[Quoted passage — start]

1. Countries, including the Philippines, agree to help seafarers marooned at sea due to coronavirus.
10 July 2020 : A dozen countries including the United States, Britain and Singapore agreed on Thursday to speed up efforts to get hundreds of thousands of stranded merchant sailors home after they had been at sea for many months due to the coronavirus.
Some 200,000 seafarers are affected, with COVID-19 travel restrictions make it almost impossible to rotate crews, according to the UN’s International Maritime Organization. Many have been at sea for longer than an 11-month limit laid out in a maritime labour convention
Shipping industry officials say many sailors are at breaking point, in a situation the United Nations has described as a “humanitarian crisis”. Maritime welfare charities have warned of an increase in suicides. In a virtual summit hosted by Britain, representatives of Denmark, Germany, Greece, Indonesia, the Netherlands, Norway, the Philippines, Saudi Arabia, Singapore, the United Arab Emirates and the United States agreed to open up foreign borders for seafarers and increase the number of commercial flights to speed up repatriation efforts, a UK government statement said.

[Quoted passage — finish]
[Entries shown — start]

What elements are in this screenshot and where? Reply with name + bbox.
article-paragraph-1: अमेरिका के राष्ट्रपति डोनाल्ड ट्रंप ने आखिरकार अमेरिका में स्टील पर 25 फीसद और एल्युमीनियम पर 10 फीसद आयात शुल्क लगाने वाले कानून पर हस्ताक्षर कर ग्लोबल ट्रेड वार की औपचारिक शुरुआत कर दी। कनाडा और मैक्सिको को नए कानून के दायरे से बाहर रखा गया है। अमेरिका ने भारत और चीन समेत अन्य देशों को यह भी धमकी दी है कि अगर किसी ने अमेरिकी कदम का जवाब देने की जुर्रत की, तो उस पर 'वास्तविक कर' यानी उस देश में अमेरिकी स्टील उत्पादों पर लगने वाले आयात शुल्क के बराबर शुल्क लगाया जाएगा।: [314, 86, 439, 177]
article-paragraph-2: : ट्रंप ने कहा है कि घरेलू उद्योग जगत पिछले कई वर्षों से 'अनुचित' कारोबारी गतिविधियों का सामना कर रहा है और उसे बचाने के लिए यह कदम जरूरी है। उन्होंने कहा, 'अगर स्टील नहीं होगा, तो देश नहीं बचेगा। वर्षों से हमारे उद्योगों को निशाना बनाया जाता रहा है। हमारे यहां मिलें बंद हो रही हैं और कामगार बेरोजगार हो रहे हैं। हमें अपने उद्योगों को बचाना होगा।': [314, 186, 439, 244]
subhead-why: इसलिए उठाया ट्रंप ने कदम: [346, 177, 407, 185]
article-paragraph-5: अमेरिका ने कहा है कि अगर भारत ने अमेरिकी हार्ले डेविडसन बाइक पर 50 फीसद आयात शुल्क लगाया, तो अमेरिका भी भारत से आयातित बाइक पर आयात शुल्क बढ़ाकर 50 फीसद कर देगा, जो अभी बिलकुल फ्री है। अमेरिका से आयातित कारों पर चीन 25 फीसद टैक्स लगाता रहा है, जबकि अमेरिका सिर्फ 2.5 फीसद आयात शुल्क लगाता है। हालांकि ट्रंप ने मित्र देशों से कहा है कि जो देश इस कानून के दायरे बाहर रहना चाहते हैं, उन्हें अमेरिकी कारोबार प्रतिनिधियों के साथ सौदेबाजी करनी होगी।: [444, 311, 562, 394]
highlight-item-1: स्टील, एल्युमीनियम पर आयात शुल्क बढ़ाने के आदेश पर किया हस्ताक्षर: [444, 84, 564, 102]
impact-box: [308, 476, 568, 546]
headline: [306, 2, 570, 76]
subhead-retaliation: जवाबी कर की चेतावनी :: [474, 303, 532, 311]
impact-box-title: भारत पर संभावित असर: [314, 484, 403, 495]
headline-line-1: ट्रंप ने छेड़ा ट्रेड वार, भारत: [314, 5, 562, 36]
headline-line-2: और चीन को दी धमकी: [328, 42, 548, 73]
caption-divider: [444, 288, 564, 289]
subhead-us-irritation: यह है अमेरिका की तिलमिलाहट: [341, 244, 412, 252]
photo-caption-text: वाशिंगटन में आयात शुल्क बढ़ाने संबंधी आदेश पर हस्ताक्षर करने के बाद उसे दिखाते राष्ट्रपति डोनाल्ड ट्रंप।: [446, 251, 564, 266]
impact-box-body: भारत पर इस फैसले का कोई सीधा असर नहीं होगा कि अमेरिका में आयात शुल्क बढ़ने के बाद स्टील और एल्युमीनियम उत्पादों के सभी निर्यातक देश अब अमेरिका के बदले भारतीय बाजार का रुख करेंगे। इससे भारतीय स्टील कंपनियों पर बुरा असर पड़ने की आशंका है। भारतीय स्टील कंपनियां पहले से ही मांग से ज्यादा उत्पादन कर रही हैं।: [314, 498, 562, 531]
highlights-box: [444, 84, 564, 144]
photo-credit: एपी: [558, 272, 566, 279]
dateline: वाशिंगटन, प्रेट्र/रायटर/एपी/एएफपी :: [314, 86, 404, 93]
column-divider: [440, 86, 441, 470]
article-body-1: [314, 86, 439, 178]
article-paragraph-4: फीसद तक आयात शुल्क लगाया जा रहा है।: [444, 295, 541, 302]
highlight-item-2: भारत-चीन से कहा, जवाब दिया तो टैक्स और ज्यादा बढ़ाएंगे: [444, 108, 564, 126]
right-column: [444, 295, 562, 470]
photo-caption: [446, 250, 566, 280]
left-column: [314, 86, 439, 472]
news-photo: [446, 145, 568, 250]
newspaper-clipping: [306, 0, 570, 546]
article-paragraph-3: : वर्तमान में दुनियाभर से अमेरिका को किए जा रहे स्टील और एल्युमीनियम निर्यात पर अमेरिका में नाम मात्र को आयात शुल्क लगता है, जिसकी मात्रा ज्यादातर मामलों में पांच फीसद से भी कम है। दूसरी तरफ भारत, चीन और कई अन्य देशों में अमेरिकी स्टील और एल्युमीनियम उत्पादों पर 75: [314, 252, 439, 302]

[Entries shown — finish]

■ **What the exercise asks**
Carry on the news report about seafarers stranded at sea, starting after its final sentence.

■ **Answer below**
2. Governments Pledge Crew Change Action.
10 July 2020 : A dozen countries have have committed to facilitate crew changes and achieve key worker designation for seafarers, following a virtual ministerial summit hosted by the U.K. government on Thursday, marking progress to help resolve a growing crisis facing the maritime industry, and enable hundreds of thousands of stranded seafarers to go home or join ships.
“The inability of ship operators worldwide to conduct ship’s crew changes is the single most pressing maritime operational challenge to the safe and efficient movement of global trade,” representatives from 12 countries said in a joint statement expressing their concern about the current crisis.
Since the beginning of the COVID-19 pandemic, travel restrictions and border closures imposed by Governments around the world have caused significant hurdles to crew changes and left hundreds of thousands of seafarers stranded onboard ships, or unable to join ships. It is currently estimated that at least 200,000 seafarers worldwide are stranded on ships and require immediate repatriation, and a similar number urgently need to join ships to replace them. This has led to a growing humanitarian crisis, in addition to concerns that seafarer fatigue and mental health issues may lead to serious maritime accidents. There are also concerns about the continuity of the global supply chain.
3. Crew welfare crisis: Less than a third of seafarers repatriated.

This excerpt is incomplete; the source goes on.